Records supplied:
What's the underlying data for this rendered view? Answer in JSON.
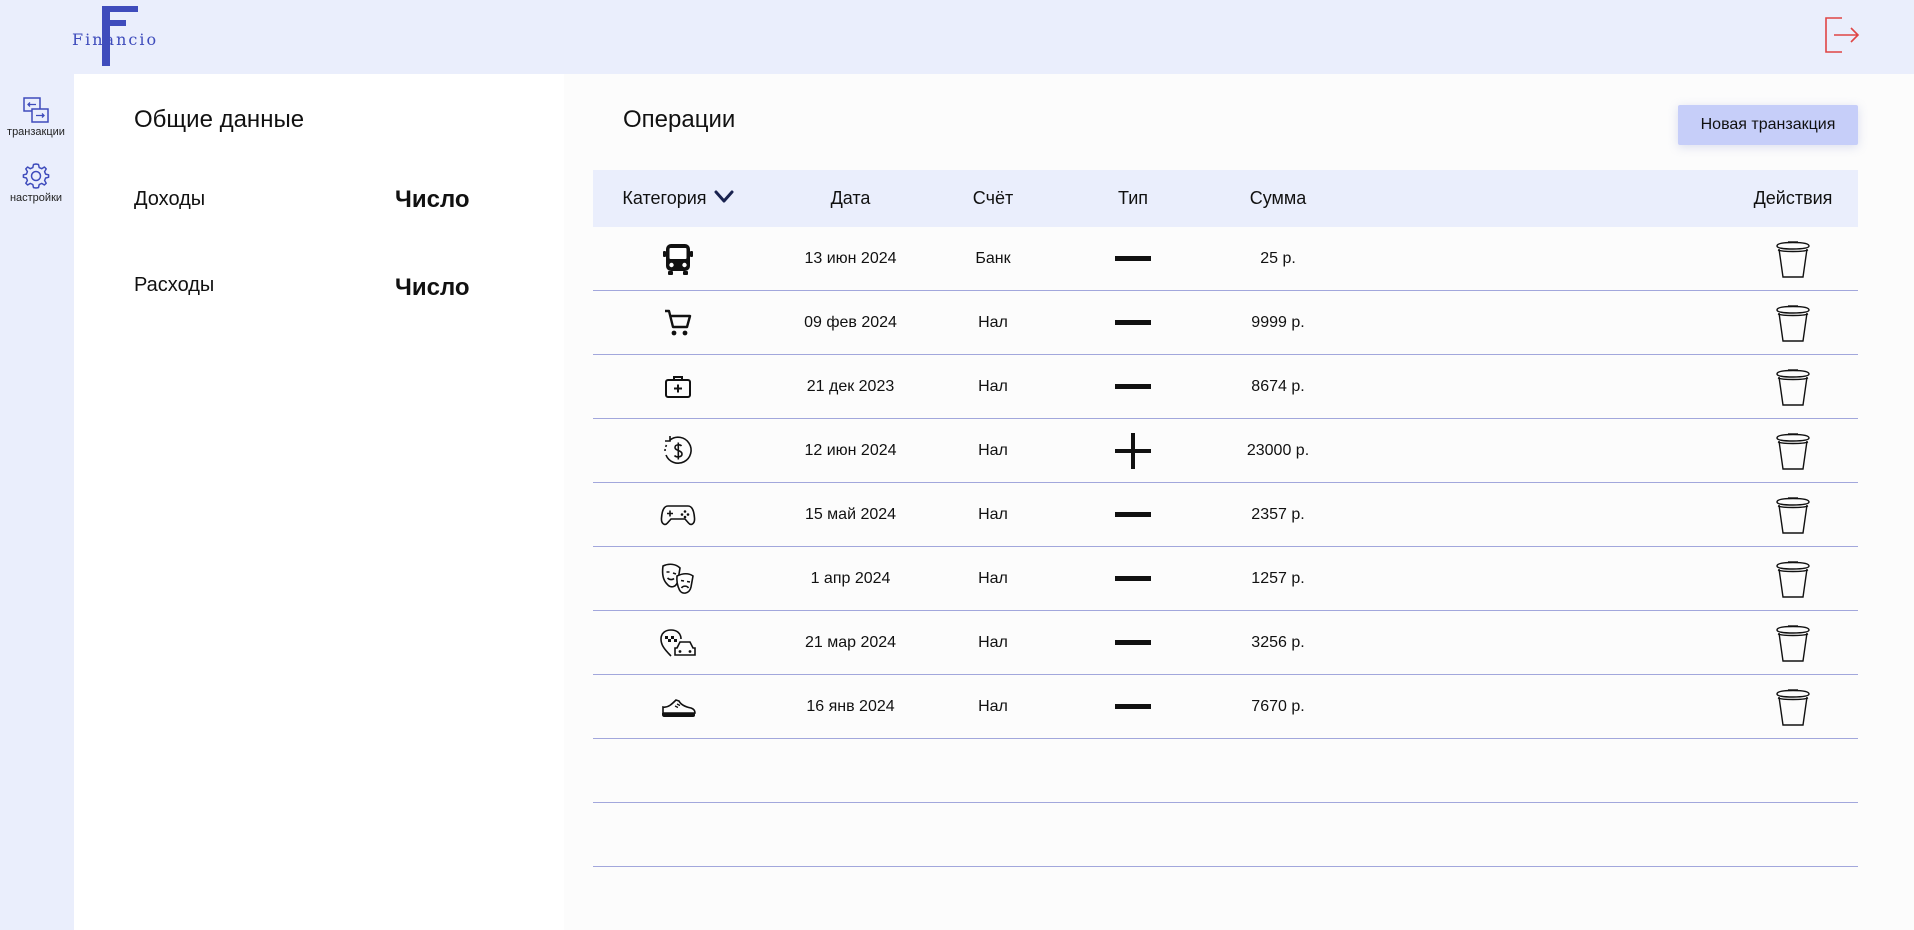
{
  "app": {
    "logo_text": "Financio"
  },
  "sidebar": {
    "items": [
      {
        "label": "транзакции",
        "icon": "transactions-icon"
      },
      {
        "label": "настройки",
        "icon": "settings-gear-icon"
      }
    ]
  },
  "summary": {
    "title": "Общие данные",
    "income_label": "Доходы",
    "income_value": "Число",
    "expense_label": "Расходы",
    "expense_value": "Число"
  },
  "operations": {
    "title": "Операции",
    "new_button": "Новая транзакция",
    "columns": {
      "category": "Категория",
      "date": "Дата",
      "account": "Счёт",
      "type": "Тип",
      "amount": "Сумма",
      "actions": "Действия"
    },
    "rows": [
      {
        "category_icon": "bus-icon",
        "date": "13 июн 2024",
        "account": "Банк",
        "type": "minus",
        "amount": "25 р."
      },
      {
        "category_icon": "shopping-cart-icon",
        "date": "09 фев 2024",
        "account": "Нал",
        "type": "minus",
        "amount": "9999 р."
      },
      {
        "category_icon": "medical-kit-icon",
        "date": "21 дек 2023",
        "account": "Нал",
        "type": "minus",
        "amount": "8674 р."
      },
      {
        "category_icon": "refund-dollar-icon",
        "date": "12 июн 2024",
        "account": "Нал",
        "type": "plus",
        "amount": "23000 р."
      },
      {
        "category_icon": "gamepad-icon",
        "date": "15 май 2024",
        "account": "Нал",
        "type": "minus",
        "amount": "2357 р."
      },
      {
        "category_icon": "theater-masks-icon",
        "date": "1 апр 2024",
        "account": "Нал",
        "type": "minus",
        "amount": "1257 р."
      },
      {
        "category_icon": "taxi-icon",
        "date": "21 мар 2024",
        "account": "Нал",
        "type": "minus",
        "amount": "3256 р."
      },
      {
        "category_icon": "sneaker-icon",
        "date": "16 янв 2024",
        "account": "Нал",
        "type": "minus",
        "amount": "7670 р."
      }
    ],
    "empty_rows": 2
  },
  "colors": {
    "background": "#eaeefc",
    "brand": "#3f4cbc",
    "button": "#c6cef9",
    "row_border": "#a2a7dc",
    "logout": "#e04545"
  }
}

Work required: Show every line of the records above that contains the word "Число".

The solution:
    "income_value": "Число",
    "expense_value": "Число"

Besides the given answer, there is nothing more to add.